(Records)
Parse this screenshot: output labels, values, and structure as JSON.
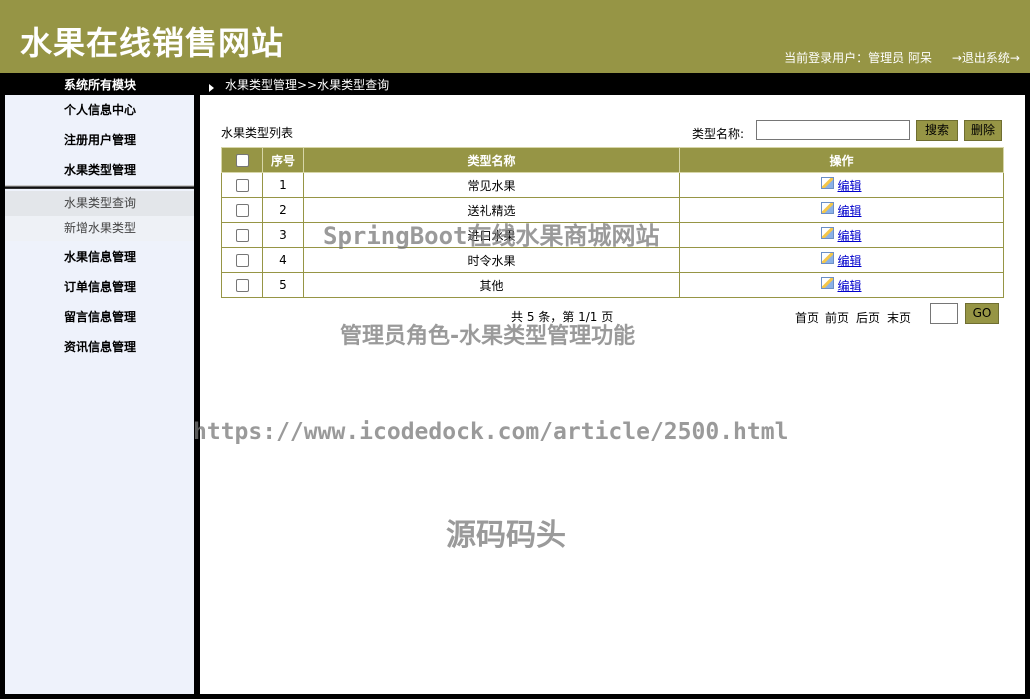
{
  "header": {
    "title": "水果在线销售网站",
    "user_info": "当前登录用户：管理员 阿呆",
    "logout": "→退出系统→"
  },
  "topbar": {
    "module_title": "系统所有模块",
    "breadcrumb": "水果类型管理>>水果类型查询"
  },
  "sidebar": {
    "items": [
      {
        "label": "个人信息中心"
      },
      {
        "label": "注册用户管理"
      },
      {
        "label": "水果类型管理"
      },
      {
        "label": "水果信息管理"
      },
      {
        "label": "订单信息管理"
      },
      {
        "label": "留言信息管理"
      },
      {
        "label": "资讯信息管理"
      }
    ],
    "sub_items": [
      {
        "label": "水果类型查询"
      },
      {
        "label": "新增水果类型"
      }
    ]
  },
  "main": {
    "list_title": "水果类型列表",
    "search_label": "类型名称:",
    "search_value": "",
    "search_button": "搜索",
    "delete_button": "删除",
    "columns": [
      "序号",
      "类型名称",
      "操作"
    ],
    "rows": [
      {
        "no": "1",
        "name": "常见水果",
        "action": "编辑"
      },
      {
        "no": "2",
        "name": "送礼精选",
        "action": "编辑"
      },
      {
        "no": "3",
        "name": "进口水果",
        "action": "编辑"
      },
      {
        "no": "4",
        "name": "时令水果",
        "action": "编辑"
      },
      {
        "no": "5",
        "name": "其他",
        "action": "编辑"
      }
    ],
    "page_info": "共 5 条，第 1/1 页",
    "pager": {
      "first": "首页",
      "prev": "前页",
      "next": "后页",
      "last": "末页"
    },
    "go_button": "GO"
  },
  "watermarks": {
    "line1": "SpringBoot在线水果商城网站",
    "line2": "管理员角色-水果类型管理功能",
    "line3": "https://www.icodedock.com/article/2500.html",
    "line4": "源码码头"
  }
}
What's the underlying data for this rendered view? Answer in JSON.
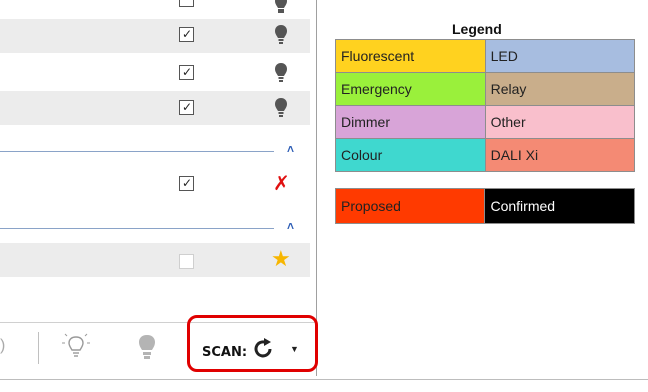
{
  "legend": {
    "title": "Legend",
    "rows": [
      [
        {
          "label": "Fluorescent",
          "color": "#ffd21f"
        },
        {
          "label": "LED",
          "color": "#a7bde0"
        }
      ],
      [
        {
          "label": "Emergency",
          "color": "#9af03b"
        },
        {
          "label": "Relay",
          "color": "#c9ae8b"
        }
      ],
      [
        {
          "label": "Dimmer",
          "color": "#d8a4d8"
        },
        {
          "label": "Other",
          "color": "#f9bfcc"
        }
      ],
      [
        {
          "label": "Colour",
          "color": "#3fd8cf"
        },
        {
          "label": "DALI Xi",
          "color": "#f48a74"
        }
      ]
    ],
    "status": [
      {
        "label": "Proposed",
        "color": "#ff3a00",
        "text_color": "#222222"
      },
      {
        "label": "Confirmed",
        "color": "#000000",
        "text_color": "#ffffff"
      }
    ]
  },
  "list": {
    "rows": [
      {
        "checked": true,
        "icon": "bulb-icon"
      },
      {
        "checked": true,
        "icon": "bulb-icon"
      },
      {
        "checked": true,
        "icon": "bulb-icon"
      },
      {
        "checked": true,
        "icon": "dali-x-icon"
      },
      {
        "checked": false,
        "icon": "star-icon"
      }
    ],
    "collapse_icon": "chevron-up-icon"
  },
  "toolbar": {
    "scan_label": "SCAN:",
    "icons": [
      "partial-icon",
      "bulb-outline-icon",
      "bulb-filled-icon",
      "refresh-icon",
      "dropdown-arrow-icon"
    ]
  },
  "colors": {
    "highlight_border": "#e00000",
    "group_caret": "#2d5db5"
  }
}
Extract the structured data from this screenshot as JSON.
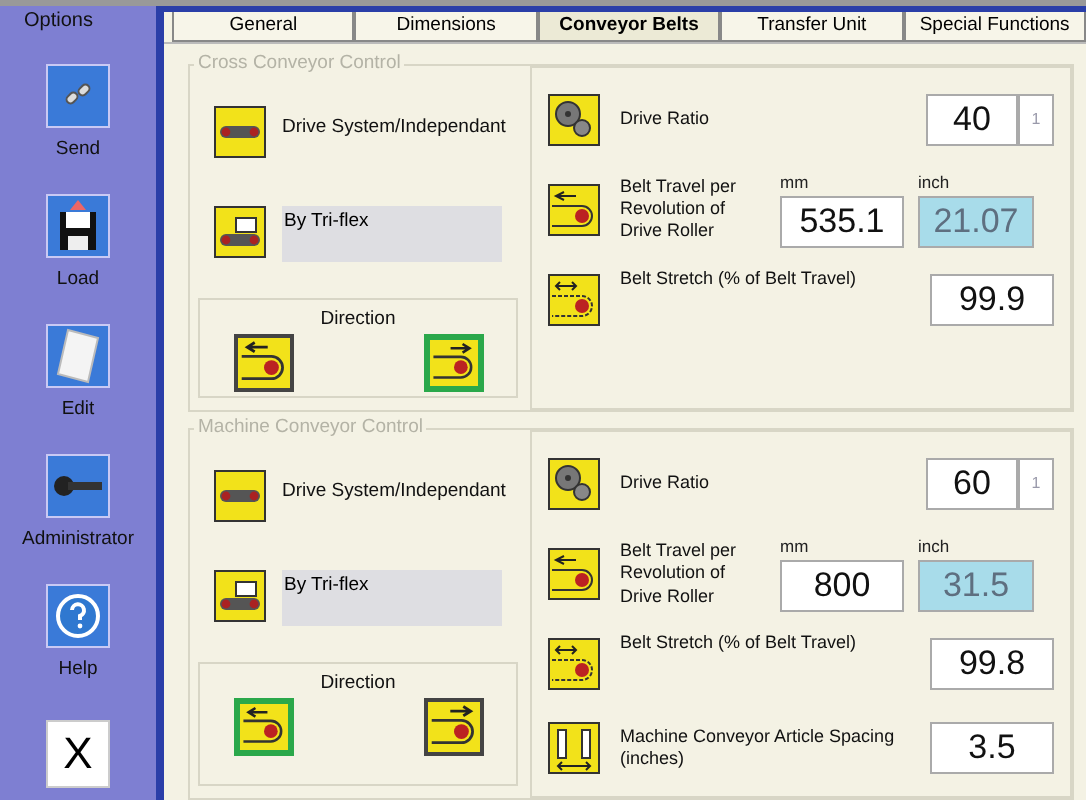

**GOAL OF THE EXERCISE**
Pictures don't belong in the copy. Transcribe every record exactly as it appears.

**OUTPUT**
Parse this screenshot: output labels, values, and structure as JSON.
{
  "header": {
    "title": "水果在线销售网站",
    "user_info": "当前登录用户：管理员 阿呆",
    "logout": "→退出系统→"
  },
  "topbar": {
    "module_title": "系统所有模块",
    "breadcrumb": "水果类型管理>>水果类型查询"
  },
  "sidebar": {
    "items": [
      {
        "label": "个人信息中心"
      },
      {
        "label": "注册用户管理"
      },
      {
        "label": "水果类型管理"
      },
      {
        "label": "水果信息管理"
      },
      {
        "label": "订单信息管理"
      },
      {
        "label": "留言信息管理"
      },
      {
        "label": "资讯信息管理"
      }
    ],
    "sub_items": [
      {
        "label": "水果类型查询"
      },
      {
        "label": "新增水果类型"
      }
    ]
  },
  "main": {
    "list_title": "水果类型列表",
    "search_label": "类型名称:",
    "search_value": "",
    "search_button": "搜索",
    "delete_button": "删除",
    "columns": [
      "序号",
      "类型名称",
      "操作"
    ],
    "rows": [
      {
        "no": "1",
        "name": "常见水果",
        "action": "编辑"
      },
      {
        "no": "2",
        "name": "送礼精选",
        "action": "编辑"
      },
      {
        "no": "3",
        "name": "进口水果",
        "action": "编辑"
      },
      {
        "no": "4",
        "name": "时令水果",
        "action": "编辑"
      },
      {
        "no": "5",
        "name": "其他",
        "action": "编辑"
      }
    ],
    "page_info": "共 5 条，第 1/1 页",
    "pager": {
      "first": "首页",
      "prev": "前页",
      "next": "后页",
      "last": "末页"
    },
    "go_button": "GO"
  },
  "watermarks": {
    "line1": "SpringBoot在线水果商城网站",
    "line2": "管理员角色-水果类型管理功能",
    "line3": "https://www.icodedock.com/article/2500.html",
    "line4": "源码码头"
  }
}
What's the underlying data for this rendered view? Answer in JSON.
{
  "legend": {
    "title": "Legend",
    "rows": [
      [
        {
          "label": "Fluorescent",
          "color": "#ffd21f"
        },
        {
          "label": "LED",
          "color": "#a7bde0"
        }
      ],
      [
        {
          "label": "Emergency",
          "color": "#9af03b"
        },
        {
          "label": "Relay",
          "color": "#c9ae8b"
        }
      ],
      [
        {
          "label": "Dimmer",
          "color": "#d8a4d8"
        },
        {
          "label": "Other",
          "color": "#f9bfcc"
        }
      ],
      [
        {
          "label": "Colour",
          "color": "#3fd8cf"
        },
        {
          "label": "DALI Xi",
          "color": "#f48a74"
        }
      ]
    ],
    "status": [
      {
        "label": "Proposed",
        "color": "#ff3a00",
        "text_color": "#222222"
      },
      {
        "label": "Confirmed",
        "color": "#000000",
        "text_color": "#ffffff"
      }
    ]
  },
  "list": {
    "rows": [
      {
        "checked": true,
        "icon": "bulb-icon"
      },
      {
        "checked": true,
        "icon": "bulb-icon"
      },
      {
        "checked": true,
        "icon": "bulb-icon"
      },
      {
        "checked": true,
        "icon": "dali-x-icon"
      },
      {
        "checked": false,
        "icon": "star-icon"
      }
    ],
    "collapse_icon": "chevron-up-icon"
  },
  "toolbar": {
    "scan_label": "SCAN:",
    "icons": [
      "partial-icon",
      "bulb-outline-icon",
      "bulb-filled-icon",
      "refresh-icon",
      "dropdown-arrow-icon"
    ]
  },
  "colors": {
    "highlight_border": "#e00000",
    "group_caret": "#2d5db5"
  }
}
Extract the structured data from this screenshot as JSON.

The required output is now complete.